>> Begin PROVIDED DATA
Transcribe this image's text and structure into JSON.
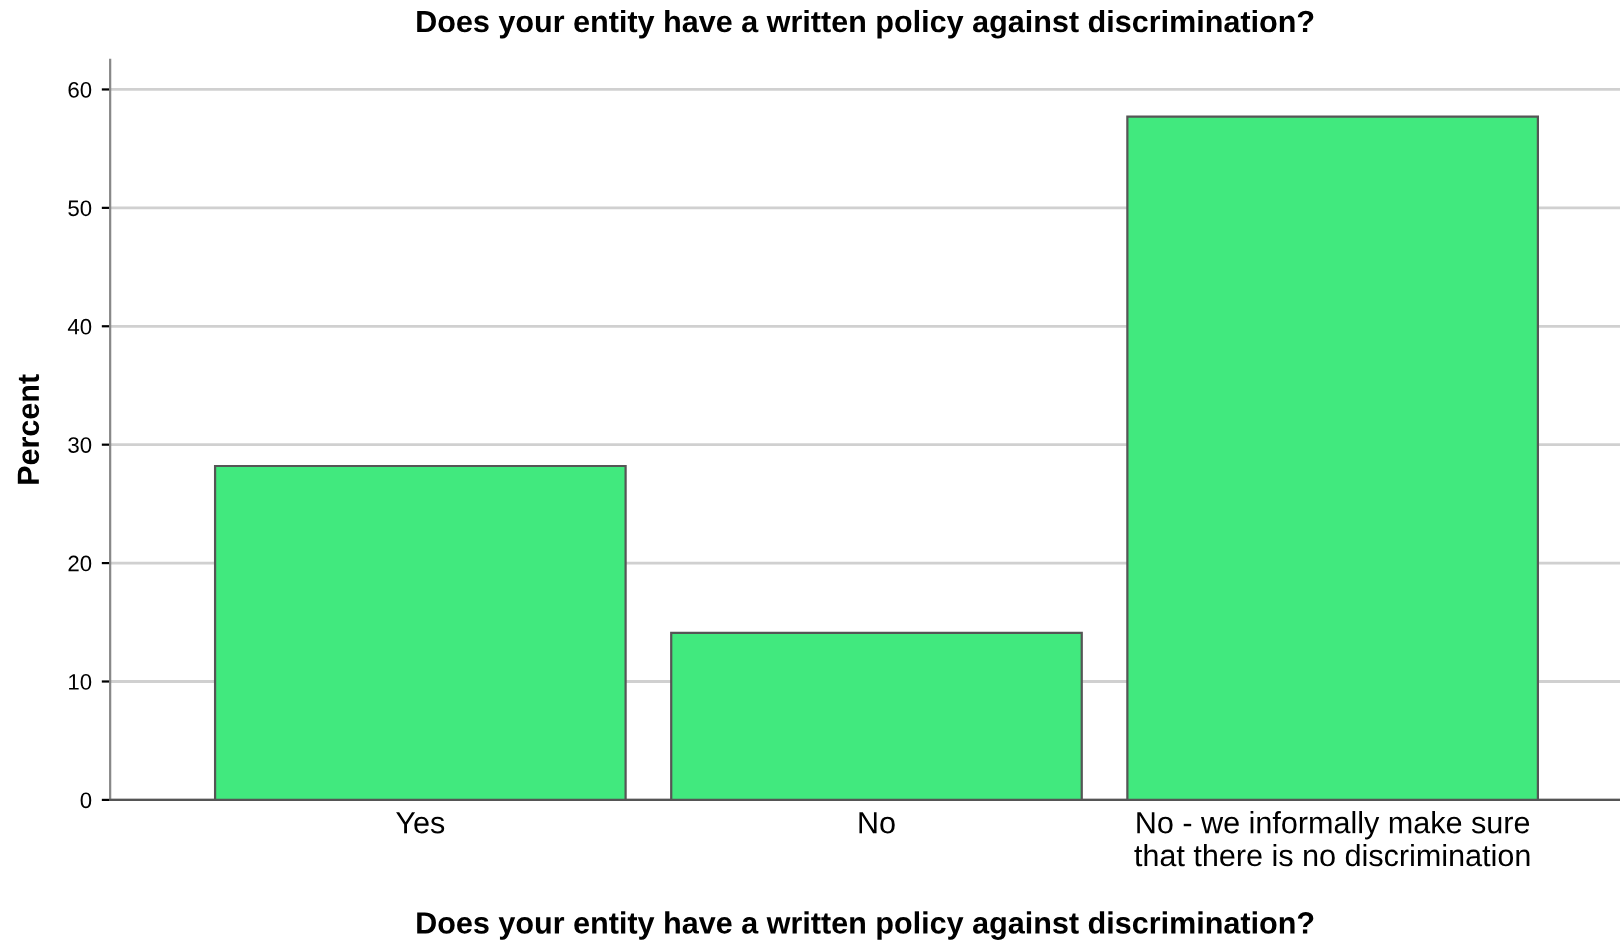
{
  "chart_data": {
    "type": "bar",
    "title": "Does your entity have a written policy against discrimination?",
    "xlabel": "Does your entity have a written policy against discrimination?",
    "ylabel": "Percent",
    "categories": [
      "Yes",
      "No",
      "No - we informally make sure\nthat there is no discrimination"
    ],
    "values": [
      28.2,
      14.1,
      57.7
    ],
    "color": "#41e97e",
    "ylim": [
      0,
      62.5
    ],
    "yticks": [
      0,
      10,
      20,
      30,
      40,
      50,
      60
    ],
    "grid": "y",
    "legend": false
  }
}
>> End PROVIDED DATA
— PROBLEM —
Except for the pictures, print the data above exactly.

— THE OUTPUT —
Transcribe this image's text and structure into JSON.
{
  "chart_data": {
    "type": "bar",
    "title": "Does your entity have a written policy against discrimination?",
    "xlabel": "Does your entity have a written policy against discrimination?",
    "ylabel": "Percent",
    "categories": [
      "Yes",
      "No",
      "No - we informally make sure\nthat there is no discrimination"
    ],
    "values": [
      28.2,
      14.1,
      57.7
    ],
    "color": "#41e97e",
    "ylim": [
      0,
      62.5
    ],
    "yticks": [
      0,
      10,
      20,
      30,
      40,
      50,
      60
    ],
    "grid": "y",
    "legend": false
  }
}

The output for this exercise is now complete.